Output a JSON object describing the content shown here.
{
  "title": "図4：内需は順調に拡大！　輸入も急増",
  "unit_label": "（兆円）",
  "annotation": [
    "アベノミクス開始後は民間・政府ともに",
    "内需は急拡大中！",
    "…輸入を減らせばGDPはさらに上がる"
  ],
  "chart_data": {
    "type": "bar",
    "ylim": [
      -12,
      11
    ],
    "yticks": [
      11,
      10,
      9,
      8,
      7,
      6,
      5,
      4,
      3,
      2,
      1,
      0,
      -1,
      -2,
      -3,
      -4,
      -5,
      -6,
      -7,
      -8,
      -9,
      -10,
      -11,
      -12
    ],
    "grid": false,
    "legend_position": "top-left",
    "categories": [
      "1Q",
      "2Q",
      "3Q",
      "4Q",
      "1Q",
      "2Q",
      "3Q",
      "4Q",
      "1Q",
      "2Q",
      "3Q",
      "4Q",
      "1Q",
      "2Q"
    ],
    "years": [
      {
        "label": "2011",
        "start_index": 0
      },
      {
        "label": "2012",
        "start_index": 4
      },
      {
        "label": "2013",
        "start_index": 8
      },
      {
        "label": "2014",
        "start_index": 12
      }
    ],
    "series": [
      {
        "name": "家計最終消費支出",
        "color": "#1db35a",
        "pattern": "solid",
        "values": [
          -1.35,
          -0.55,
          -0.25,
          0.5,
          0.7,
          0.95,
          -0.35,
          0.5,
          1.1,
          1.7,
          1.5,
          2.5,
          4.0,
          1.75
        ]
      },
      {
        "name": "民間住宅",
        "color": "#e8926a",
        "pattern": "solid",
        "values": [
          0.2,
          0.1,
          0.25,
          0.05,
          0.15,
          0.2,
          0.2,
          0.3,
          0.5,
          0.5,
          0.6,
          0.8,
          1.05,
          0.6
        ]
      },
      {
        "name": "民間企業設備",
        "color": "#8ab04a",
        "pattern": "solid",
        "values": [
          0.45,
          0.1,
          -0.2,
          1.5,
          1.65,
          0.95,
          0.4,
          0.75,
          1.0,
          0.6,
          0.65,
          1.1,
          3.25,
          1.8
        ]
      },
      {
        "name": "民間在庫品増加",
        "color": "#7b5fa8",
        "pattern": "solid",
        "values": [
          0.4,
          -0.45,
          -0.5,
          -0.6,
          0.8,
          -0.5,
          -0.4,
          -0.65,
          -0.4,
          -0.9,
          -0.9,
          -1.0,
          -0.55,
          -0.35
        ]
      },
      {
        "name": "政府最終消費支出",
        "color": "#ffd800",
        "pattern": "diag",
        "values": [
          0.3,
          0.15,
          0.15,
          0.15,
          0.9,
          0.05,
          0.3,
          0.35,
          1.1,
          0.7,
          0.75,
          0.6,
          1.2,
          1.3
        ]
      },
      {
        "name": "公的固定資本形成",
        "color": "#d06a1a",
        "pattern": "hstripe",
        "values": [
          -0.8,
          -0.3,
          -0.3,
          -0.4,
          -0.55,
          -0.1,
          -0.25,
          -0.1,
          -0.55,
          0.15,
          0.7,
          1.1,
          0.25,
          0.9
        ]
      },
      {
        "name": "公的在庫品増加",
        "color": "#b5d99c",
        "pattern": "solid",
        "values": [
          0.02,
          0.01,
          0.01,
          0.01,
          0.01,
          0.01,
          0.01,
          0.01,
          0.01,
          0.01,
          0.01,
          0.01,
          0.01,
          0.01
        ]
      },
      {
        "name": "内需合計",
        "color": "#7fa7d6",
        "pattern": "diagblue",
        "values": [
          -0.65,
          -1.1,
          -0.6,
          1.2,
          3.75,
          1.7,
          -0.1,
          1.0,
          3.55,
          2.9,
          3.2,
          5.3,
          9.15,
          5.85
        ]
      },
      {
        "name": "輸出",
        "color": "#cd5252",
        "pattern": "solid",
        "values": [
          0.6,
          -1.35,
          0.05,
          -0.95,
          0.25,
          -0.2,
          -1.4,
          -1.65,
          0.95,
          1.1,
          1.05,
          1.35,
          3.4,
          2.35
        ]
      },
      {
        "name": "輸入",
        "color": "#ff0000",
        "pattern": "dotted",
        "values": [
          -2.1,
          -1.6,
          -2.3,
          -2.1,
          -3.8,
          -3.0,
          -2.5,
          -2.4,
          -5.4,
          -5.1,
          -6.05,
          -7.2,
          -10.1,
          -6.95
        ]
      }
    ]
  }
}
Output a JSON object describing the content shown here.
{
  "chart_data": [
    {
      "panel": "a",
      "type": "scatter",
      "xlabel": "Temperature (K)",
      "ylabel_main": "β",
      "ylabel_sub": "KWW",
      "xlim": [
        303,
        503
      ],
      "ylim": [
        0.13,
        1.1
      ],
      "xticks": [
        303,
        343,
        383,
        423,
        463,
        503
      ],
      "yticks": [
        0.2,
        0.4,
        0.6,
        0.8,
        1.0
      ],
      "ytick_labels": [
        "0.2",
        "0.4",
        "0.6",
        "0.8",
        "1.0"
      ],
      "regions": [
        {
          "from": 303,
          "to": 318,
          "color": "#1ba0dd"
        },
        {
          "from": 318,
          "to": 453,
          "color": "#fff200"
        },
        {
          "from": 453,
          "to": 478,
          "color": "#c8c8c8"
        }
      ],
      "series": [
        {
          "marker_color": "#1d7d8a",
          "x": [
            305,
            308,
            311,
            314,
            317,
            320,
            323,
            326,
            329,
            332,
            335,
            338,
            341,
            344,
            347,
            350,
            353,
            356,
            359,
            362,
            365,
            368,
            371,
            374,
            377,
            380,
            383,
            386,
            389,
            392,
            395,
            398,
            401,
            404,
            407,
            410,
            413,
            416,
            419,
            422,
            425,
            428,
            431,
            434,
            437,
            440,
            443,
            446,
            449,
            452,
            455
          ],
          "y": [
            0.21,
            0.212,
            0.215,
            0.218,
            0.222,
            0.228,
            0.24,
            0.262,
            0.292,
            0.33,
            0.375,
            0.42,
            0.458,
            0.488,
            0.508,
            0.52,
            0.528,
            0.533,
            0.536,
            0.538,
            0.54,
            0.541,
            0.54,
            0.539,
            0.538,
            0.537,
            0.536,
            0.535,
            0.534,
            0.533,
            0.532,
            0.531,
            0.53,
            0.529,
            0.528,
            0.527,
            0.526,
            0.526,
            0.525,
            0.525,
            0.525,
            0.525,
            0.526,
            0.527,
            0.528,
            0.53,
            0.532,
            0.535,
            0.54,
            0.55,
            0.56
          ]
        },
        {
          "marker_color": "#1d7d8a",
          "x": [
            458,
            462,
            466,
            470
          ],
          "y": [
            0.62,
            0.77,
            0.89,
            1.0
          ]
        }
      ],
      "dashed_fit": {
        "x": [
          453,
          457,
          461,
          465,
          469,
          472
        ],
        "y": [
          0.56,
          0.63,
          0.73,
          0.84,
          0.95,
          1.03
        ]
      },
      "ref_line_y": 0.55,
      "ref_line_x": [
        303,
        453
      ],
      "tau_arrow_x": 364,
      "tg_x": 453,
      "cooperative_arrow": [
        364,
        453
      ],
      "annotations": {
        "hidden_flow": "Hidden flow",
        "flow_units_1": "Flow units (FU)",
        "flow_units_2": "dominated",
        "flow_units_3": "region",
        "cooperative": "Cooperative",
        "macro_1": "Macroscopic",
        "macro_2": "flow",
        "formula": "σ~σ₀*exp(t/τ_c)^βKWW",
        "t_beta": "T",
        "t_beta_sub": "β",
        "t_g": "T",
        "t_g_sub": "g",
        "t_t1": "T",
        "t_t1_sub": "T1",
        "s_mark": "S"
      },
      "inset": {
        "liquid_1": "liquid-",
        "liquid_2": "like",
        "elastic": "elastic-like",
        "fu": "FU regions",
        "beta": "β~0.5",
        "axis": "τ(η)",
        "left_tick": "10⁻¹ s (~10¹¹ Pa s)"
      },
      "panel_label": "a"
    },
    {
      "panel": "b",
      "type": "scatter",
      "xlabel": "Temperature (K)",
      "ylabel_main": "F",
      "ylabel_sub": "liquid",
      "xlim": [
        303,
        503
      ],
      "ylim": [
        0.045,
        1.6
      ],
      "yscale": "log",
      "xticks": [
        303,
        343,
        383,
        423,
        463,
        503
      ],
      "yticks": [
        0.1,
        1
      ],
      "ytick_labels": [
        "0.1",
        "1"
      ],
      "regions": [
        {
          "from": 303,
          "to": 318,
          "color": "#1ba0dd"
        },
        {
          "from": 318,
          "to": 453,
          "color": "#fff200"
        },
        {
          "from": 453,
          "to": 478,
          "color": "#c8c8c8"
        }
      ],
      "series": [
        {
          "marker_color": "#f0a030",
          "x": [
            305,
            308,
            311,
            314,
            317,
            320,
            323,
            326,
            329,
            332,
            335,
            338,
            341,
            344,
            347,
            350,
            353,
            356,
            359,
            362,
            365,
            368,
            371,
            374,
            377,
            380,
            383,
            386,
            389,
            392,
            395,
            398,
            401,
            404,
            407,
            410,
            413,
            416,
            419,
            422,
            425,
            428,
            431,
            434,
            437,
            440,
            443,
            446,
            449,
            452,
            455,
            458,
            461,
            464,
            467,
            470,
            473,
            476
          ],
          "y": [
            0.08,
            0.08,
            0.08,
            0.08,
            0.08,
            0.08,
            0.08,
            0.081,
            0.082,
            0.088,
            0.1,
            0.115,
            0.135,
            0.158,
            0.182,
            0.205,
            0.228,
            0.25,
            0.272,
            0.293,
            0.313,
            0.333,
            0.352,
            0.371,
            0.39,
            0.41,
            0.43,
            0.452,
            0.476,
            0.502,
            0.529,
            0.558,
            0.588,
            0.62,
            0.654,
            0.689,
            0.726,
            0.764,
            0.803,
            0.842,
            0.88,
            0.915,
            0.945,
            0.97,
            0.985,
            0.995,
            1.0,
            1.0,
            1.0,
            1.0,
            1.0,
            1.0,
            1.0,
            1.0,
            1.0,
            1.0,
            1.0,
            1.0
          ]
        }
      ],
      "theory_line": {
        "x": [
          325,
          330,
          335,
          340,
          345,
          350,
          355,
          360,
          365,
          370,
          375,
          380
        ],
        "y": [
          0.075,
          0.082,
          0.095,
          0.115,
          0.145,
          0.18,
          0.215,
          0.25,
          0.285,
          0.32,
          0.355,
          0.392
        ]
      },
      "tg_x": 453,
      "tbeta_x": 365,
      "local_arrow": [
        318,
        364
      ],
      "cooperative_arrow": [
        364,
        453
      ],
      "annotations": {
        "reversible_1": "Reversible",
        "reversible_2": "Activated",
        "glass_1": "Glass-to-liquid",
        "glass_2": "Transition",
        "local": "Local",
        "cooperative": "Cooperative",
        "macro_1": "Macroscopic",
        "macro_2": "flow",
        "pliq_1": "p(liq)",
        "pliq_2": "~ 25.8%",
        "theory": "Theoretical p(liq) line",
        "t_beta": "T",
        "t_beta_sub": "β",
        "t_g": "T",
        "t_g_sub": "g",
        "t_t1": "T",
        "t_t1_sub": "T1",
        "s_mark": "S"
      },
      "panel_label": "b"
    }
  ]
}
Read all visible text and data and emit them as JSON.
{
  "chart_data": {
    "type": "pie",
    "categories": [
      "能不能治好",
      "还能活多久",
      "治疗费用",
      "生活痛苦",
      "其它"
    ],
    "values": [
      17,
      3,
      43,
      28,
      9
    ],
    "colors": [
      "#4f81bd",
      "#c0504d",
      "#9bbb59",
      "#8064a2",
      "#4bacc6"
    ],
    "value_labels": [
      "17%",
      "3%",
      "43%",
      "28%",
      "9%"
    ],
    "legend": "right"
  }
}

※ ※ ※

Exercise description - The required output is the exact sequence of lines from the one containing "Read all visible" through the end of the listing, both endpoints included.

Answer to this problem -
Read all visible text and data and emit them as JSON.
{
  "chart_data": {
    "type": "pie",
    "categories": [
      "能不能治好",
      "还能活多久",
      "治疗费用",
      "生活痛苦",
      "其它"
    ],
    "values": [
      17,
      3,
      43,
      28,
      9
    ],
    "colors": [
      "#4f81bd",
      "#c0504d",
      "#9bbb59",
      "#8064a2",
      "#4bacc6"
    ],
    "value_labels": [
      "17%",
      "3%",
      "43%",
      "28%",
      "9%"
    ],
    "legend": "right"
  }
}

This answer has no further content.